## Requirement A
Please condense the paragraph of the Perl regex post that begins "Here's one possible regex approach" into a short list, keeping its main facts.
## Requirement B
Proceed with the Perl regex post from the point where it stops.

## Source excerpt
__________________________________________________
Here's one possible regex approach using named captures (perlre) and %+. However, it's starting to get a little complex, so the line-based state machine type approach from Corion's post is starting to look a little better in this case (I gave some more examples of the state machine approach in this thread).
use warnings;
use strict;
use Data::Dump;
local $/ = "\n\n\n";
while (<DATA>) {
# clobber the header
s/ ^ \s* Dumpdata\s+example \s* \n \s* -+ \s* \n //msx
or next;
my %row;
$row{$+{key}} = $+{val}
while m{
(?: # the very first key doesn't need colon
\A \s* (?<key> \w+ )
# but the other keys need colons
| ^ \s* (?<key> \w+ : )
) \s+
# values should end at the next key
(?<val> (?: (?!^\s*\w+:) . )+ )
__________________________________________________
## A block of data
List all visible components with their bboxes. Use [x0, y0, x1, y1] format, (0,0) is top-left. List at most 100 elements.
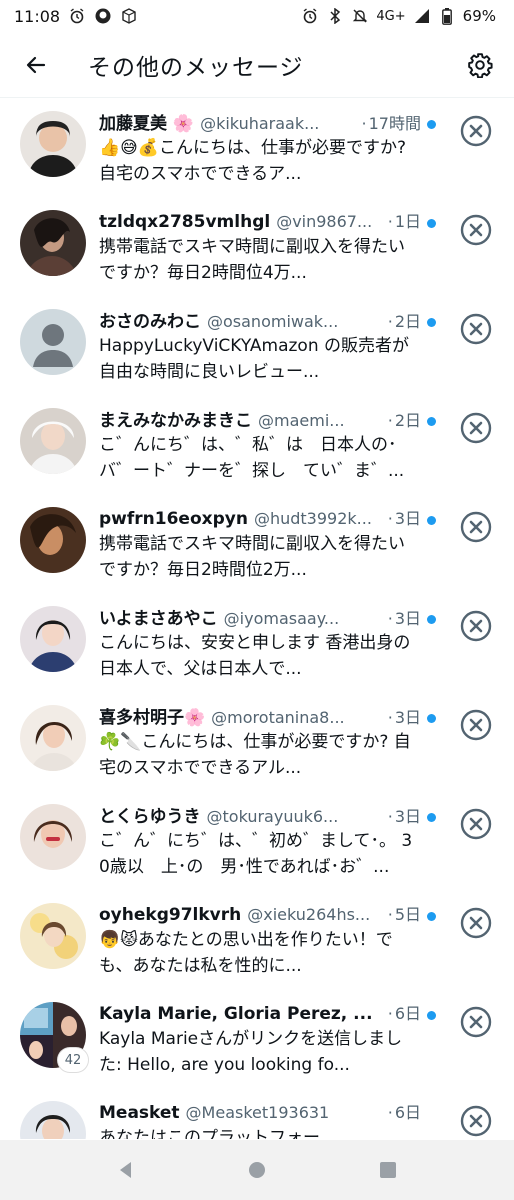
unread-indicator	[427, 516, 436, 525]
sender-handle: @kikuharaak...	[200, 114, 320, 133]
unread-indicator	[427, 318, 436, 327]
unread-indicator	[427, 120, 436, 129]
status-time: 11:08	[14, 6, 61, 26]
sender-name: pwfrn16eoxpyn	[99, 509, 248, 529]
avatar[interactable]	[20, 210, 86, 276]
timestamp: 3日	[394, 509, 421, 528]
message-preview: 👦😾あなたとの思い出を作りたい！でも、あなたは私を性的に...	[99, 930, 393, 976]
sender-name: tzldqx2785vmlhgl	[99, 212, 271, 232]
sender-handle: @hudt3992k...	[253, 509, 372, 528]
dismiss-icon[interactable]	[459, 708, 493, 742]
sender-name: とくらゆうき	[99, 807, 201, 827]
sender-name: いよまさあやこ	[99, 609, 218, 629]
dismiss-icon[interactable]	[459, 411, 493, 445]
nav-back-button[interactable]	[106, 1150, 146, 1190]
avatar[interactable]	[20, 804, 86, 870]
circle-home-icon	[248, 1162, 265, 1178]
sender-name: おさのみわこ	[99, 312, 201, 332]
sender-handle: @morotanina8...	[211, 708, 345, 727]
avatar[interactable]	[20, 705, 86, 771]
list-item[interactable]: 42 Kayla Marie, Gloria Perez, ... · 6日 Kay…	[0, 990, 514, 1089]
square-recents-icon	[380, 1162, 397, 1178]
sender-name: oyhekg97lkvrh	[99, 905, 242, 925]
triangle-back-icon	[119, 1162, 131, 1178]
list-item[interactable]: おさのみわこ @osanomiwak... · 2日 HappyLuckyViCKYA…	[0, 297, 514, 396]
message-preview: 👍😅💰こんにちは、仕事が必要ですか? 自宅のスマホでできるア...	[99, 138, 407, 184]
avatar[interactable]	[20, 111, 86, 177]
alarm-icon	[301, 7, 319, 25]
list-item[interactable]: 加藤夏美 🌸 @kikuharaak... · 17時間 👍😅💰こんにちは、仕事が必要…	[0, 99, 514, 198]
timestamp: 2日	[394, 312, 421, 331]
back-button[interactable]	[16, 45, 56, 85]
avatar[interactable]	[20, 1101, 86, 1139]
default-avatar-icon	[20, 309, 86, 375]
sender-handle: @maemi...	[258, 411, 345, 430]
avatar[interactable]	[20, 507, 86, 573]
sender-name: 加藤夏美 🌸	[99, 114, 195, 134]
participant-count-badge: 42	[58, 1048, 88, 1072]
timestamp: 6日	[394, 1103, 421, 1122]
unread-indicator	[427, 714, 436, 723]
dismiss-icon[interactable]	[459, 807, 493, 841]
dismiss-icon[interactable]	[459, 114, 493, 148]
message-preview: 携帯電話でスキマ時間に副収入を得たいですか？毎日2時間位4万...	[99, 237, 405, 283]
arrow-left-icon	[26, 56, 46, 73]
timestamp: 5日	[394, 905, 421, 924]
unread-indicator	[427, 813, 436, 822]
unread-indicator	[427, 417, 436, 426]
avatar[interactable]	[20, 309, 86, 375]
settings-button[interactable]	[460, 45, 500, 85]
unread-indicator	[427, 912, 436, 921]
message-preview: こ゛んにち゛は、゛私゛は 日本人の･バ゛ート゛ナーを゛探し てい゛ま゛...	[99, 435, 405, 481]
network-type: 4G+	[376, 8, 406, 24]
list-item[interactable]: 喜多村明子🌸 @morotanina8... · 3日 ☘️🔪こんにちは、仕事が必要で…	[0, 693, 514, 792]
sender-handle: @osanomiwak...	[207, 312, 339, 331]
dismiss-icon[interactable]	[459, 906, 493, 940]
sender-handle: @Measket193631	[185, 1103, 330, 1122]
list-item[interactable]: Measket @Measket193631 · 6日 あなたはこのプラットフォー..…	[0, 1089, 514, 1139]
sender-name: まえみなかみまきこ	[99, 411, 252, 431]
message-preview: 携帯電話でスキマ時間に副収入を得たいですか？毎日2時間位2万...	[99, 534, 405, 580]
mute-icon	[351, 7, 369, 25]
sender-handle: @xieku264hs...	[247, 905, 371, 924]
dismiss-icon[interactable]	[459, 1005, 493, 1039]
page-title: その他のメッセージ	[88, 54, 304, 81]
dismiss-icon[interactable]	[459, 213, 493, 247]
unread-indicator	[427, 219, 436, 228]
avatar[interactable]	[20, 408, 86, 474]
list-item[interactable]: いよまさあやこ @iyomasaay... · 3日 こんにちは、安安と申します 香港…	[0, 594, 514, 693]
timestamp: 17時間	[368, 114, 421, 133]
timestamp: 3日	[394, 708, 421, 727]
nav-recents-button[interactable]	[368, 1150, 408, 1190]
timestamp: 2日	[394, 411, 421, 430]
sender-handle: @iyomasaay...	[223, 609, 340, 628]
list-item[interactable]: まえみなかみまきこ @maemi... · 2日 こ゛んにち゛は、゛私゛は 日本人の･…	[0, 396, 514, 495]
message-preview: ☘️🔪こんにちは、仕事が必要ですか? 自宅のスマホでできるアル...	[99, 732, 411, 778]
github-icon	[94, 7, 112, 25]
nav-home-button[interactable]	[237, 1150, 277, 1190]
avatar[interactable]	[20, 606, 86, 672]
dismiss-icon[interactable]	[459, 510, 493, 544]
message-preview: こ゛ん゛にち゛は、゛初め゛まして･。 30歳以 上･の 男･性であれば･お゛..…	[99, 831, 413, 877]
message-request-list: 加藤夏美 🌸 @kikuharaak... · 17時間 👍😅💰こんにちは、仕事が必要…	[0, 99, 514, 1139]
list-item[interactable]: oyhekg97lkvrh @xieku264hs... · 5日 👦😾あなたとの思い…	[0, 891, 514, 990]
alarm-icon	[68, 7, 86, 25]
battery-icon	[438, 7, 456, 25]
dismiss-icon[interactable]	[459, 312, 493, 346]
list-item[interactable]: とくらゆうき @tokurayuuk6... · 3日 こ゛ん゛にち゛は、゛初め゛まし…	[0, 792, 514, 891]
list-item[interactable]: tzldqx2785vmlhgl @vin9867... · 1日 携帯電話でスキマ時…	[0, 198, 514, 297]
dismiss-icon[interactable]	[459, 1104, 493, 1138]
timestamp: 1日	[394, 212, 421, 231]
timestamp: 3日	[394, 609, 421, 628]
status-bar: 11:08 4G+ 69%	[0, 0, 514, 32]
sender-name: Measket	[99, 1103, 180, 1123]
avatar[interactable]	[20, 903, 86, 969]
message-preview: Kayla Marieさんがリンクを送信しました: Hello, are you…	[99, 1029, 403, 1075]
box-icon	[120, 7, 138, 25]
dismiss-icon[interactable]	[459, 609, 493, 643]
header: その他のメッセージ	[0, 32, 514, 98]
battery-percent: 69%	[462, 7, 496, 25]
timestamp: 3日	[394, 807, 421, 826]
list-item[interactable]: pwfrn16eoxpyn @hudt3992k... · 3日 携帯電話でスキマ時間…	[0, 495, 514, 594]
sender-handle: @tokurayuuk6...	[206, 807, 339, 826]
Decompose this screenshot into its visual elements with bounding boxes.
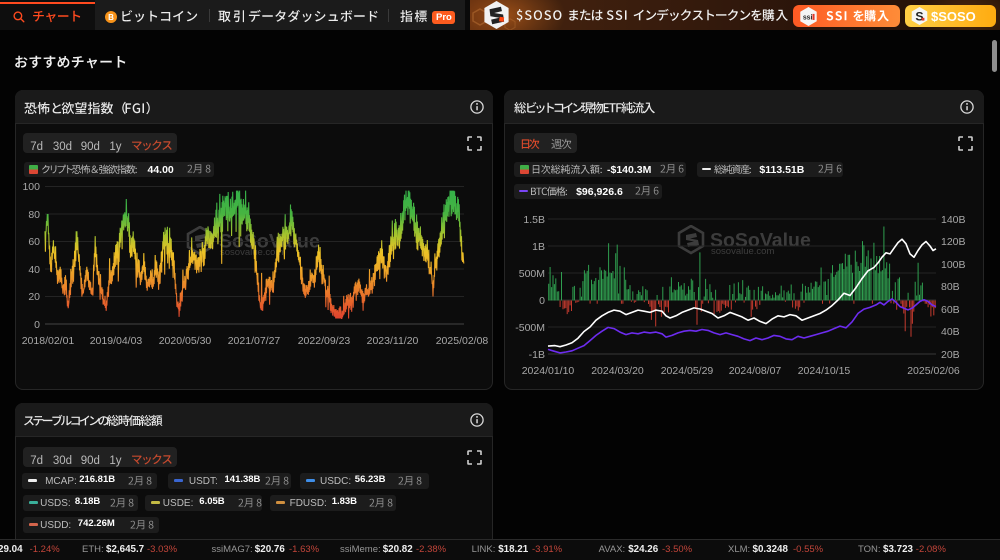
- svg-text:ssi: ssi: [803, 15, 813, 22]
- svg-text:B: B: [108, 13, 114, 22]
- svg-text:S: S: [915, 10, 923, 24]
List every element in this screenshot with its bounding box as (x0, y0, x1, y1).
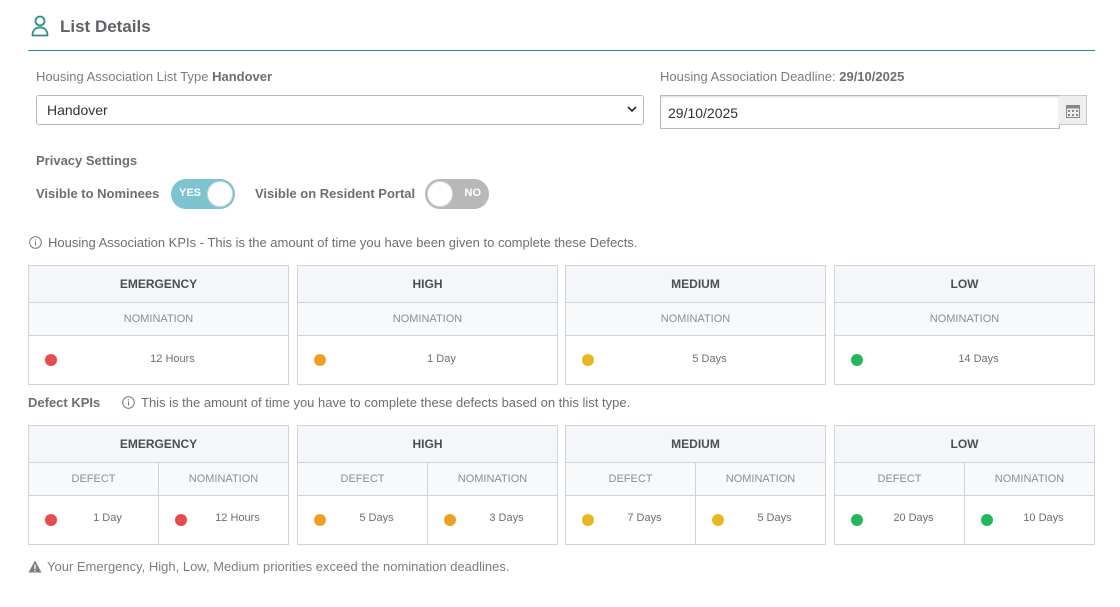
__________________________________________________
## Task output A
- One possible approach is a regex that uses named captures (perlre) and %+.
- That approach is getting a little complex.
- In this case, the line-based state machine approach from Corion's post looks a little better.
- The author gave more examples of the state machine approach in this thread.

## Task output B
}xmsg;
s/\s+/ /g for values %row;
dd \%row;
}
__DATA__
Dumpdata example
-----------------
Warning bad news here
Detail: Some really nice infos these are
Info: This is a problem
but there is a solution
Dumpdata example
-----------------
Warning test
Detail: foo
bar
Info: quz
baz
Spec: blah
Output:
{
"Detail:" => "Some really nice infos these are ",
"Info:" => "This is a problem but there is a solution ",
"Warning" => "bad news here ",
}
{
"Detail:" => "foo bar ",
"Info:" => "quz baz ",
"Spec:" => "blah ",
"Warning" => "test ",
}
Update: Using the "branch reset" pattern (?|...) allows for a little bit of simplification:
my %row = m{
(?| \A \s* ( \w+ )
| ^ \s* ( \w+ : ) ) \s+
( (?: (?!^\s*\w+:) . )+ )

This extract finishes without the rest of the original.